▶ Text segment:
********
# Teacher accomodation in dubai



## s4ad (Feb 1, 2011)

Hi I'm wondering if anyone could help. I may be offered a job by DEIRA international school in Dubai as a primary teacher in sept 2011. I was wondering if anyone knew where this school normally provides accommodation for teachers in their first year of employment... ?? 
Thanks in advance!!
S


----------



## Moe78 (Oct 29, 2010)

They usually give you a place (either shared or on your own) in Mirdif. I knew someone who works there and they gave her a place there at the time. Which grade will you be teaching?

The school is located close by in Festival Centre/City.


----------



## s4ad (Feb 1, 2011)

Really? I heard it was discovery gardens? Is it definitely midrif?


----------



## s4ad (Feb 1, 2011)

*mirdif


----------



## Moe78 (Oct 29, 2010)

Maybe they changed? Last year it was Mirdif and it was supposed to still be Mirdif last time I was told. Discovery Gardens is very far, Mirdif is just a few minutes away. There are many who live in Discovery Gardens, Dubai Marina, Down town, etc.... but the school either gives them a housing allowance or they pay their own rent out of their own pocket.


----------



## s4ad (Feb 1, 2011)

Oh that's a shame I've heard mirdiff is really awful;( how were your friends apartments in mirdiff??


----------



## Moe78 (Oct 29, 2010)

It's a family oriented place, very quiet. It has two malls (one very big) but is far from the normal expat places like Dubai Marina. The apartments were decent but I was told they would be moving them to newer apartments/units in Sept 2010. Same suburb but newer buildings. It would be weird if they now house teachers in Discovery Gardens because that is on the edge of Dubai while the school is on the other side of town. I guess you could deal with it until the second year when they give you the housing allowance?


----------



## s4ad (Feb 1, 2011)
********
Element boundary records:
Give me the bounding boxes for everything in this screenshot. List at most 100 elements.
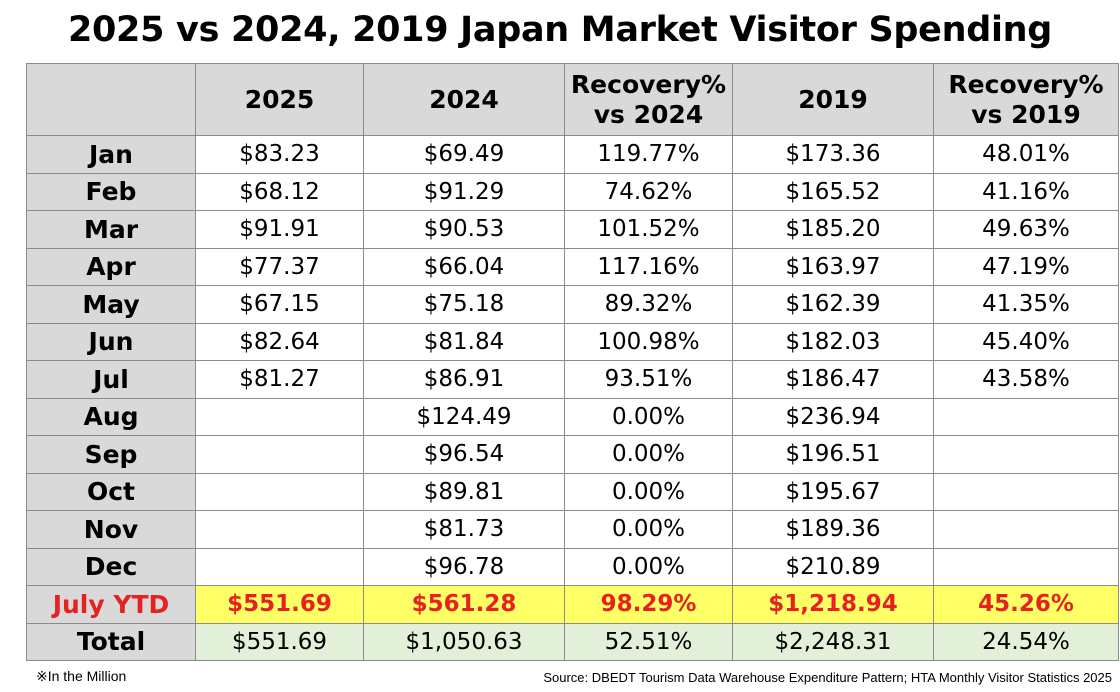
table-row: Aug $124.49 0.00% $236.94: [26, 397, 1119, 436]
row-label: Oct: [26, 472, 196, 511]
table-cell: [933, 472, 1119, 511]
table-cell: $182.03: [732, 322, 934, 361]
chart-title: 2025 vs 2024, 2019 Japan Market Visitor …: [67, 10, 1053, 50]
table-cell: $96.54: [363, 435, 565, 474]
table-cell: $236.94: [732, 397, 934, 436]
table-cell: [195, 435, 364, 474]
table-cell: [933, 547, 1119, 586]
table-cell: $77.37: [195, 247, 364, 286]
table-cell: $96.78: [363, 547, 565, 586]
table-cell: $186.47: [732, 360, 934, 399]
table-cell: [195, 547, 364, 586]
row-label: Apr: [26, 247, 196, 286]
table-cell: 93.51%: [564, 360, 733, 399]
table-cell: $90.53: [363, 210, 565, 249]
column-header: Recovery% vs 2024: [564, 63, 733, 136]
table-body: Jan $83.23 $69.49 119.77% $173.36 48.01% Feb $6…: [26, 135, 1119, 661]
ytd-row: July YTD $551.69 $561.28 98.29% $1,218.94 45.…: [26, 585, 1119, 624]
header-row: 2025 2024 Recovery% vs 2024 2019 Recover…: [26, 63, 1119, 136]
table-cell: $69.49: [363, 135, 565, 174]
row-label: May: [26, 285, 196, 324]
table-cell: $2,248.31: [732, 622, 934, 661]
table-cell: 98.29%: [564, 585, 733, 624]
table-row: Feb $68.12 $91.29 74.62% $165.52 41.16%: [26, 172, 1119, 211]
column-header: Recovery% vs 2019: [933, 63, 1119, 136]
table-cell: $81.84: [363, 322, 565, 361]
unit-note: ※In the Million: [36, 668, 127, 684]
table-cell: 52.51%: [564, 622, 733, 661]
row-label: Nov: [26, 510, 196, 549]
table-cell: $91.29: [363, 172, 565, 211]
row-label: Sep: [26, 435, 196, 474]
table-cell: 43.58%: [933, 360, 1119, 399]
table-row: Sep $96.54 0.00% $196.51: [26, 435, 1119, 474]
table-cell: 119.77%: [564, 135, 733, 174]
table-cell: $195.67: [732, 472, 934, 511]
table-cell: $163.97: [732, 247, 934, 286]
column-header: 2024: [363, 63, 565, 136]
header-corner: [26, 63, 196, 136]
row-label: Dec: [26, 547, 196, 586]
table-cell: [933, 435, 1119, 474]
source-note: Source: DBEDT Tourism Data Warehouse Exp…: [543, 670, 1112, 685]
table-cell: [933, 397, 1119, 436]
table-cell: $173.36: [732, 135, 934, 174]
table-cell: 101.52%: [564, 210, 733, 249]
column-header: 2025: [195, 63, 364, 136]
table-cell: 0.00%: [564, 510, 733, 549]
table-row: Jul $81.27 $86.91 93.51% $186.47 43.58%: [26, 360, 1119, 399]
table-cell: $162.39: [732, 285, 934, 324]
table-row: Oct $89.81 0.00% $195.67: [26, 472, 1119, 511]
table-row: Nov $81.73 0.00% $189.36: [26, 510, 1119, 549]
row-label: July YTD: [26, 585, 196, 624]
table-cell: 47.19%: [933, 247, 1119, 286]
table-cell: $91.91: [195, 210, 364, 249]
table-cell: $210.89: [732, 547, 934, 586]
row-label: Total: [26, 622, 196, 661]
table-cell: $1,050.63: [363, 622, 565, 661]
row-label: Mar: [26, 210, 196, 249]
table-cell: 74.62%: [564, 172, 733, 211]
table-cell: $81.27: [195, 360, 364, 399]
table-cell: [195, 472, 364, 511]
row-label: Jul: [26, 360, 196, 399]
table-cell: 49.63%: [933, 210, 1119, 249]
row-label: Jan: [26, 135, 196, 174]
table-cell: [195, 510, 364, 549]
table-row: Jun $82.64 $81.84 100.98% $182.03 45.40%: [26, 322, 1119, 361]
table-row: Jan $83.23 $69.49 119.77% $173.36 48.01%: [26, 135, 1119, 174]
column-header: 2019: [732, 63, 934, 136]
table-row: May $67.15 $75.18 89.32% $162.39 41.35%: [26, 285, 1119, 324]
table-cell: $196.51: [732, 435, 934, 474]
table-cell: $83.23: [195, 135, 364, 174]
table-cell: $75.18: [363, 285, 565, 324]
table-row: Dec $96.78 0.00% $210.89: [26, 547, 1119, 586]
row-label: Jun: [26, 322, 196, 361]
table-cell: 41.35%: [933, 285, 1119, 324]
row-label: Feb: [26, 172, 196, 211]
table-cell: $165.52: [732, 172, 934, 211]
table-cell: 0.00%: [564, 435, 733, 474]
table-cell: $86.91: [363, 360, 565, 399]
table-cell: $551.69: [195, 585, 364, 624]
table-cell: 24.54%: [933, 622, 1119, 661]
table-cell: $66.04: [363, 247, 565, 286]
table-row: Apr $77.37 $66.04 117.16% $163.97 47.19%: [26, 247, 1119, 286]
row-label: Aug: [26, 397, 196, 436]
table-cell: 45.40%: [933, 322, 1119, 361]
table-cell: $68.12: [195, 172, 364, 211]
table-cell: $561.28: [363, 585, 565, 624]
table-cell: $185.20: [732, 210, 934, 249]
table-cell: 41.16%: [933, 172, 1119, 211]
table-cell: 0.00%: [564, 397, 733, 436]
table-cell: $551.69: [195, 622, 364, 661]
table-cell: [933, 510, 1119, 549]
spending-table: 2025 2024 Recovery% vs 2024 2019 Recover…: [26, 63, 1119, 661]
table-cell: $82.64: [195, 322, 364, 361]
table-cell: $189.36: [732, 510, 934, 549]
table-row: Mar $91.91 $90.53 101.52% $185.20 49.63%: [26, 210, 1119, 249]
table-cell: 0.00%: [564, 547, 733, 586]
total-row: Total $551.69 $1,050.63 52.51% $2,248.31 24.5…: [26, 622, 1119, 661]
table-cell: 48.01%: [933, 135, 1119, 174]
table-cell: 0.00%: [564, 472, 733, 511]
********
▶ Set task 1: According to the Dubai teacher housing thread, where is the school located?
▶ Set task 2: From the Dubai teacher housing thread, return everything from "The school is located" down to "it definitely midrif?".

▶ Full response 1: Close by in Festival Centre/City.

▶ Full response 2:
The school is located close by in Festival Centre/City.


----------



## s4ad (Feb 1, 2011)

Really? I heard it was discovery gardens? Is it definitely midrif?